YOUR GOAL ▸ Transcribe all of the data exactly. Omit the pictures.

◇ ◇ ◇

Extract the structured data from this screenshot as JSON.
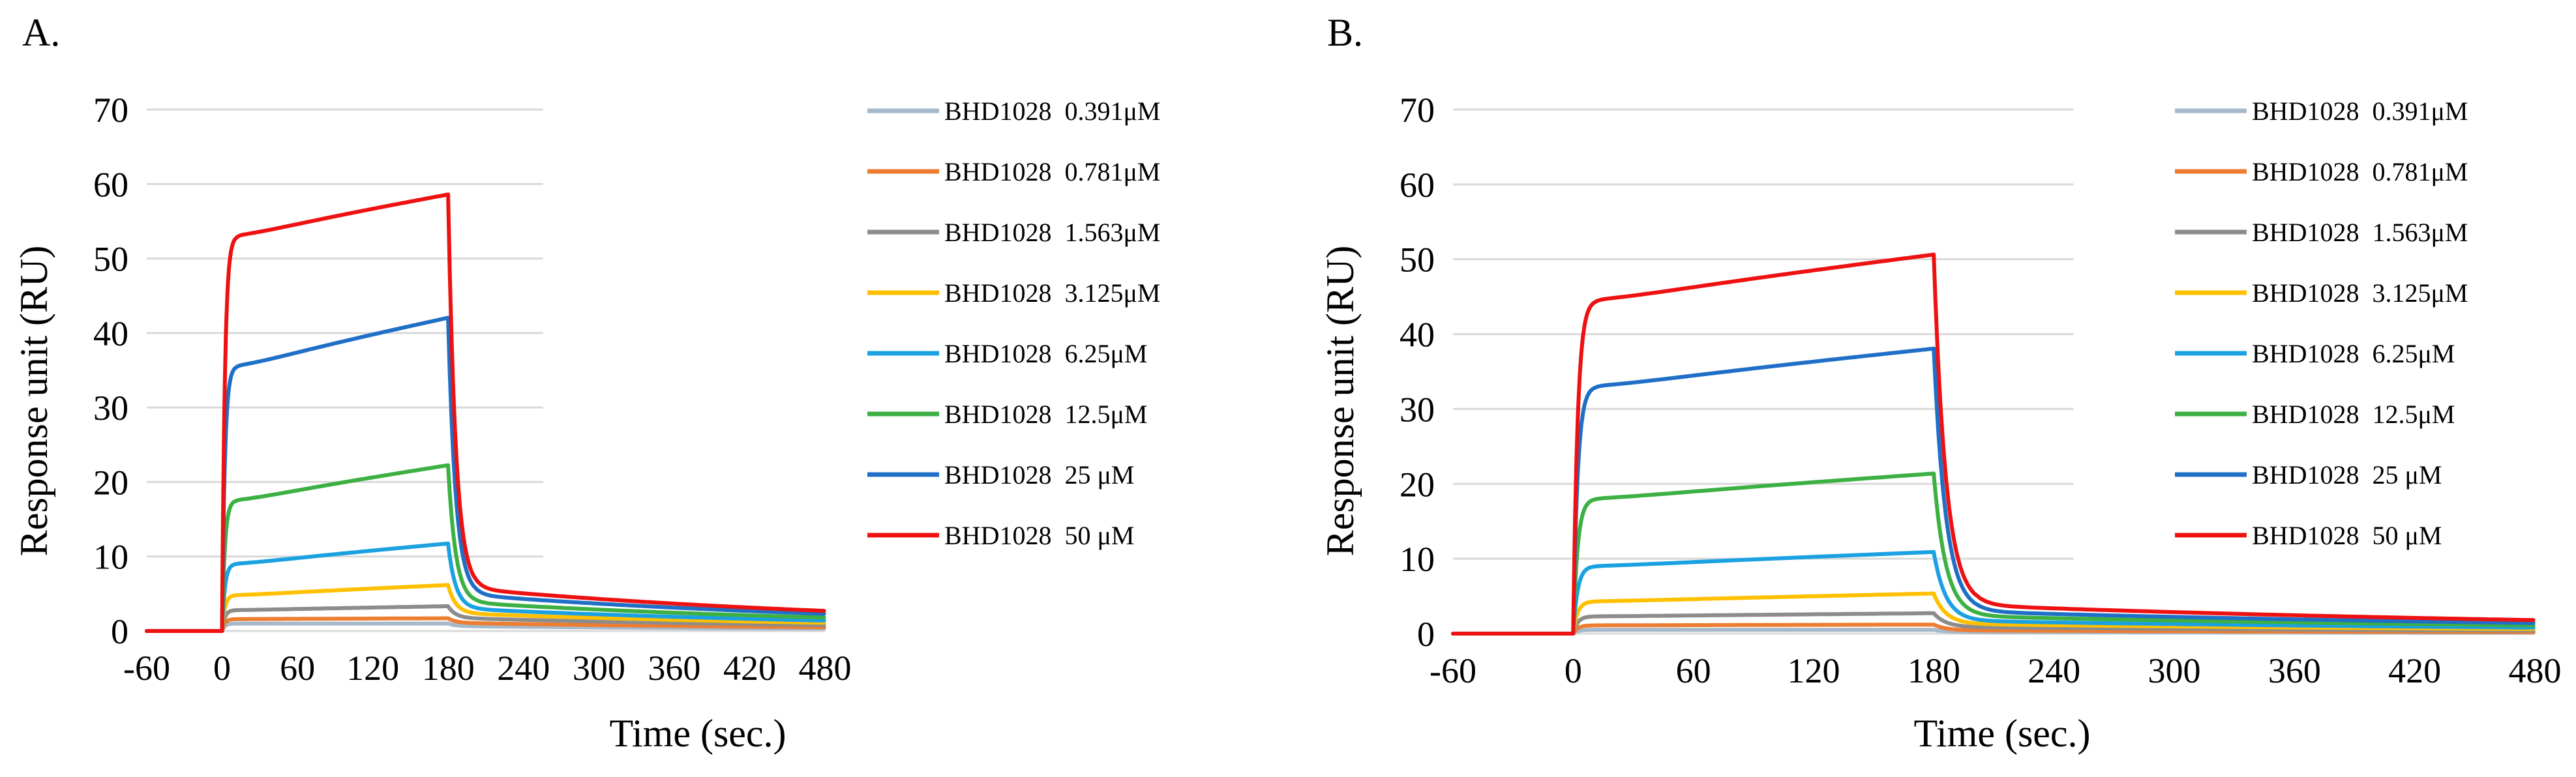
{
  "chart_data": [
    {
      "panel": "A.",
      "type": "line",
      "xlabel": "Time (sec.)",
      "ylabel": "Response unit (RU)",
      "xlim": [
        -60,
        480
      ],
      "ylim": [
        0,
        70
      ],
      "xticks": [
        "-60",
        "0",
        "60",
        "120",
        "180",
        "240",
        "300",
        "360",
        "420",
        "480"
      ],
      "yticks": [
        "0",
        "10",
        "20",
        "30",
        "40",
        "50",
        "60",
        "70"
      ],
      "grid": "horizontal",
      "legend": "right",
      "injection_start": 0,
      "injection_end": 180,
      "series": [
        {
          "name": "BHD1028  0.391μM",
          "color": "#a5b9cb",
          "plateau": 1.0,
          "end_assoc": 1.0,
          "end_value": 0.3
        },
        {
          "name": "BHD1028  0.781μM",
          "color": "#ed7d31",
          "plateau": 1.6,
          "end_assoc": 1.7,
          "end_value": 0.5
        },
        {
          "name": "BHD1028  1.563μM",
          "color": "#8c8c8c",
          "plateau": 2.8,
          "end_assoc": 3.3,
          "end_value": 0.8
        },
        {
          "name": "BHD1028  3.125μM",
          "color": "#ffc000",
          "plateau": 4.8,
          "end_assoc": 6.1,
          "end_value": 1.1
        },
        {
          "name": "BHD1028  6.25μM",
          "color": "#1ba1e2",
          "plateau": 9.0,
          "end_assoc": 11.6,
          "end_value": 1.4
        },
        {
          "name": "BHD1028  12.5μM",
          "color": "#3cb043",
          "plateau": 17.5,
          "end_assoc": 22.0,
          "end_value": 1.8
        },
        {
          "name": "BHD1028  25 μM",
          "color": "#1f6fc7",
          "plateau": 35.5,
          "end_assoc": 41.7,
          "end_value": 2.3
        },
        {
          "name": "BHD1028  50 μM",
          "color": "#ee1111",
          "plateau": 53.0,
          "end_assoc": 58.3,
          "end_value": 2.7
        }
      ]
    },
    {
      "panel": "B.",
      "type": "line",
      "xlabel": "Time (sec.)",
      "ylabel": "Response unit (RU)",
      "xlim": [
        -60,
        480
      ],
      "ylim": [
        0,
        70
      ],
      "xticks": [
        "-60",
        "0",
        "60",
        "120",
        "180",
        "240",
        "300",
        "360",
        "420",
        "480"
      ],
      "yticks": [
        "0",
        "10",
        "20",
        "30",
        "40",
        "50",
        "60",
        "70"
      ],
      "grid": "horizontal",
      "legend": "right",
      "injection_start": 0,
      "injection_end": 180,
      "series": [
        {
          "name": "BHD1028  0.391μM",
          "color": "#a5b9cb",
          "plateau": 0.5,
          "end_assoc": 0.5,
          "end_value": 0.1
        },
        {
          "name": "BHD1028  0.781μM",
          "color": "#ed7d31",
          "plateau": 1.1,
          "end_assoc": 1.2,
          "end_value": 0.2
        },
        {
          "name": "BHD1028  1.563μM",
          "color": "#8c8c8c",
          "plateau": 2.3,
          "end_assoc": 2.7,
          "end_value": 0.4
        },
        {
          "name": "BHD1028  3.125μM",
          "color": "#ffc000",
          "plateau": 4.3,
          "end_assoc": 5.3,
          "end_value": 0.6
        },
        {
          "name": "BHD1028  6.25μM",
          "color": "#1ba1e2",
          "plateau": 9.0,
          "end_assoc": 10.8,
          "end_value": 0.8
        },
        {
          "name": "BHD1028  12.5μM",
          "color": "#3cb043",
          "plateau": 18.0,
          "end_assoc": 21.2,
          "end_value": 1.1
        },
        {
          "name": "BHD1028  25 μM",
          "color": "#1f6fc7",
          "plateau": 33.0,
          "end_assoc": 37.8,
          "end_value": 1.4
        },
        {
          "name": "BHD1028  50 μM",
          "color": "#ee1111",
          "plateau": 44.5,
          "end_assoc": 50.3,
          "end_value": 1.8
        }
      ]
    }
  ]
}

◇ ◇ ◇

EXERCISE ANSWER ▸
Extract the structured data from this screenshot as JSON.
{
  "chart_data": [
    {
      "panel": "A.",
      "type": "line",
      "xlabel": "Time (sec.)",
      "ylabel": "Response unit (RU)",
      "xlim": [
        -60,
        480
      ],
      "ylim": [
        0,
        70
      ],
      "xticks": [
        "-60",
        "0",
        "60",
        "120",
        "180",
        "240",
        "300",
        "360",
        "420",
        "480"
      ],
      "yticks": [
        "0",
        "10",
        "20",
        "30",
        "40",
        "50",
        "60",
        "70"
      ],
      "grid": "horizontal",
      "legend": "right",
      "injection_start": 0,
      "injection_end": 180,
      "series": [
        {
          "name": "BHD1028  0.391μM",
          "color": "#a5b9cb",
          "plateau": 1.0,
          "end_assoc": 1.0,
          "end_value": 0.3
        },
        {
          "name": "BHD1028  0.781μM",
          "color": "#ed7d31",
          "plateau": 1.6,
          "end_assoc": 1.7,
          "end_value": 0.5
        },
        {
          "name": "BHD1028  1.563μM",
          "color": "#8c8c8c",
          "plateau": 2.8,
          "end_assoc": 3.3,
          "end_value": 0.8
        },
        {
          "name": "BHD1028  3.125μM",
          "color": "#ffc000",
          "plateau": 4.8,
          "end_assoc": 6.1,
          "end_value": 1.1
        },
        {
          "name": "BHD1028  6.25μM",
          "color": "#1ba1e2",
          "plateau": 9.0,
          "end_assoc": 11.6,
          "end_value": 1.4
        },
        {
          "name": "BHD1028  12.5μM",
          "color": "#3cb043",
          "plateau": 17.5,
          "end_assoc": 22.0,
          "end_value": 1.8
        },
        {
          "name": "BHD1028  25 μM",
          "color": "#1f6fc7",
          "plateau": 35.5,
          "end_assoc": 41.7,
          "end_value": 2.3
        },
        {
          "name": "BHD1028  50 μM",
          "color": "#ee1111",
          "plateau": 53.0,
          "end_assoc": 58.3,
          "end_value": 2.7
        }
      ]
    },
    {
      "panel": "B.",
      "type": "line",
      "xlabel": "Time (sec.)",
      "ylabel": "Response unit (RU)",
      "xlim": [
        -60,
        480
      ],
      "ylim": [
        0,
        70
      ],
      "xticks": [
        "-60",
        "0",
        "60",
        "120",
        "180",
        "240",
        "300",
        "360",
        "420",
        "480"
      ],
      "yticks": [
        "0",
        "10",
        "20",
        "30",
        "40",
        "50",
        "60",
        "70"
      ],
      "grid": "horizontal",
      "legend": "right",
      "injection_start": 0,
      "injection_end": 180,
      "series": [
        {
          "name": "BHD1028  0.391μM",
          "color": "#a5b9cb",
          "plateau": 0.5,
          "end_assoc": 0.5,
          "end_value": 0.1
        },
        {
          "name": "BHD1028  0.781μM",
          "color": "#ed7d31",
          "plateau": 1.1,
          "end_assoc": 1.2,
          "end_value": 0.2
        },
        {
          "name": "BHD1028  1.563μM",
          "color": "#8c8c8c",
          "plateau": 2.3,
          "end_assoc": 2.7,
          "end_value": 0.4
        },
        {
          "name": "BHD1028  3.125μM",
          "color": "#ffc000",
          "plateau": 4.3,
          "end_assoc": 5.3,
          "end_value": 0.6
        },
        {
          "name": "BHD1028  6.25μM",
          "color": "#1ba1e2",
          "plateau": 9.0,
          "end_assoc": 10.8,
          "end_value": 0.8
        },
        {
          "name": "BHD1028  12.5μM",
          "color": "#3cb043",
          "plateau": 18.0,
          "end_assoc": 21.2,
          "end_value": 1.1
        },
        {
          "name": "BHD1028  25 μM",
          "color": "#1f6fc7",
          "plateau": 33.0,
          "end_assoc": 37.8,
          "end_value": 1.4
        },
        {
          "name": "BHD1028  50 μM",
          "color": "#ee1111",
          "plateau": 44.5,
          "end_assoc": 50.3,
          "end_value": 1.8
        }
      ]
    }
  ]
}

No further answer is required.